**** Material

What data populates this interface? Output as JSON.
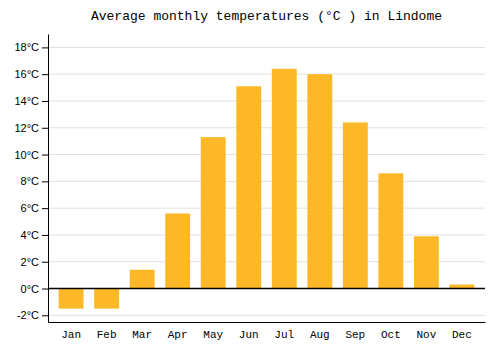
{
  "chart_data": {
    "type": "bar",
    "title": "Average monthly temperatures (°C ) in Lindome",
    "categories": [
      "Jan",
      "Feb",
      "Mar",
      "Apr",
      "May",
      "Jun",
      "Jul",
      "Aug",
      "Sep",
      "Oct",
      "Nov",
      "Dec"
    ],
    "values": [
      -1.5,
      -1.5,
      1.4,
      5.6,
      11.3,
      15.1,
      16.4,
      16.0,
      12.4,
      8.6,
      3.9,
      0.3
    ],
    "color": "#FDB827",
    "ylim": [
      -2.5,
      19.0
    ],
    "yticks": [
      {
        "value": -2,
        "label": "-2°C"
      },
      {
        "value": 0,
        "label": "0°C"
      },
      {
        "value": 2,
        "label": "2°C"
      },
      {
        "value": 4,
        "label": "4°C"
      },
      {
        "value": 6,
        "label": "6°C"
      },
      {
        "value": 8,
        "label": "8°C"
      },
      {
        "value": 10,
        "label": "10°C"
      },
      {
        "value": 12,
        "label": "12°C"
      },
      {
        "value": 14,
        "label": "14°C"
      },
      {
        "value": 16,
        "label": "16°C"
      },
      {
        "value": 18,
        "label": "18°C"
      }
    ],
    "grid": true
  }
}
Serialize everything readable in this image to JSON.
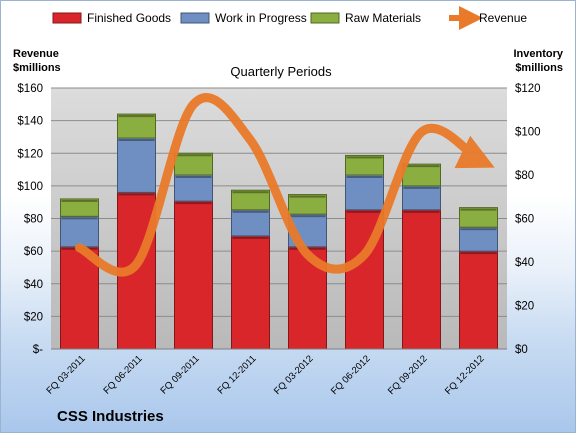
{
  "chart_data": {
    "type": "bar",
    "title": "Quarterly Periods",
    "company": "CSS Industries",
    "y_left_label_line1": "Revenue",
    "y_left_label_line2": "$millions",
    "y_right_label_line1": "Inventory",
    "y_right_label_line2": "$millions",
    "categories": [
      "FQ 03-2011",
      "FQ 06-2011",
      "FQ 09-2011",
      "FQ 12-2011",
      "FQ 03-2012",
      "FQ 06-2012",
      "FQ 09-2012",
      "FQ 12-2012"
    ],
    "series": [
      {
        "name": "Finished Goods",
        "axis": "right",
        "color": "#d9262b",
        "values": [
          47,
          72,
          68,
          52,
          47,
          64,
          64,
          45
        ]
      },
      {
        "name": "Work in Progress",
        "axis": "right",
        "color": "#6f8fc2",
        "values": [
          14,
          25,
          12,
          12,
          15,
          16,
          11,
          11
        ]
      },
      {
        "name": "Raw Materials",
        "axis": "right",
        "color": "#8aae3f",
        "values": [
          8,
          11,
          10,
          9,
          9,
          9,
          10,
          9
        ]
      },
      {
        "name": "Revenue",
        "axis": "left",
        "type": "line",
        "color": "#e97a2a",
        "values": [
          62,
          52,
          150,
          128,
          58,
          58,
          133,
          116
        ]
      }
    ],
    "y_left": {
      "min": 0,
      "max": 160,
      "step": 20,
      "tick_labels": [
        "$-",
        "$20",
        "$40",
        "$60",
        "$80",
        "$100",
        "$120",
        "$140",
        "$160"
      ]
    },
    "y_right": {
      "min": 0,
      "max": 120,
      "step": 20,
      "tick_labels": [
        "$0",
        "$20",
        "$40",
        "$60",
        "$80",
        "$100",
        "$120"
      ]
    },
    "stacked": true,
    "grid": true,
    "legend_position": "top"
  }
}
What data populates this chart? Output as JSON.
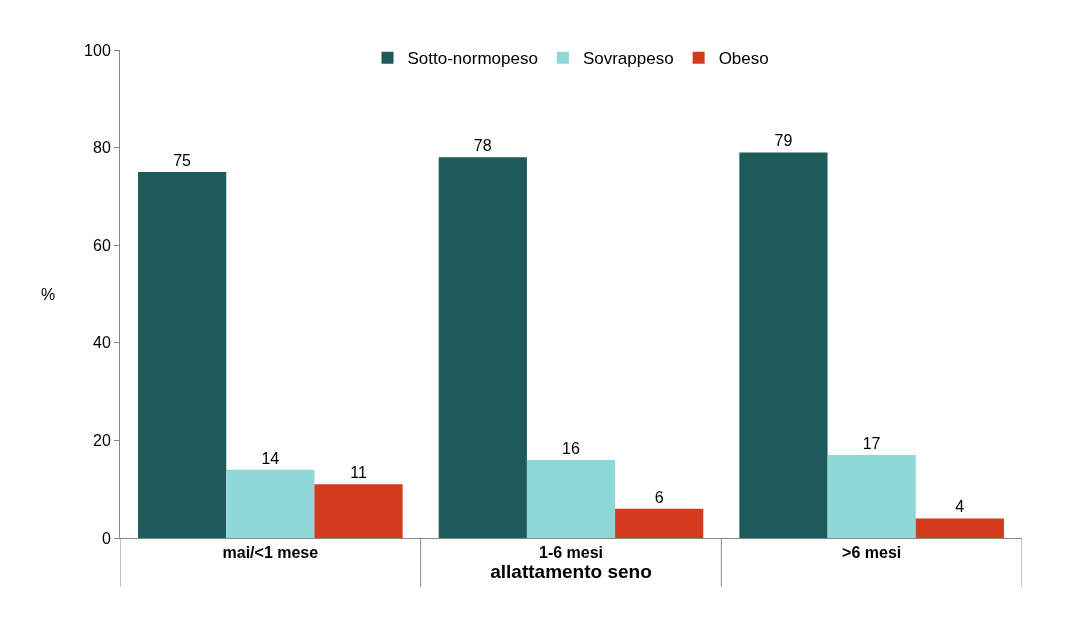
{
  "chart_data": {
    "type": "bar",
    "ylabel": "%",
    "xlabel": "allattamento seno",
    "categories": [
      "mai/<1 mese",
      "1-6 mesi",
      ">6 mesi"
    ],
    "series": [
      {
        "name": "Sotto-normopeso",
        "color": "#1f5a5a",
        "values": [
          75,
          78,
          79
        ]
      },
      {
        "name": "Sovrappeso",
        "color": "#8ed8d8",
        "values": [
          14,
          16,
          17
        ]
      },
      {
        "name": "Obeso",
        "color": "#d43a1e",
        "values": [
          11,
          6,
          4
        ]
      }
    ],
    "ylim": [
      0,
      100
    ],
    "yticks": [
      0,
      20,
      40,
      60,
      80,
      100
    ],
    "data_labels": true,
    "legend": "top"
  }
}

********

Requirement. Each line that holds the string "title" counts once; give the total and nothing else.

Result below. 2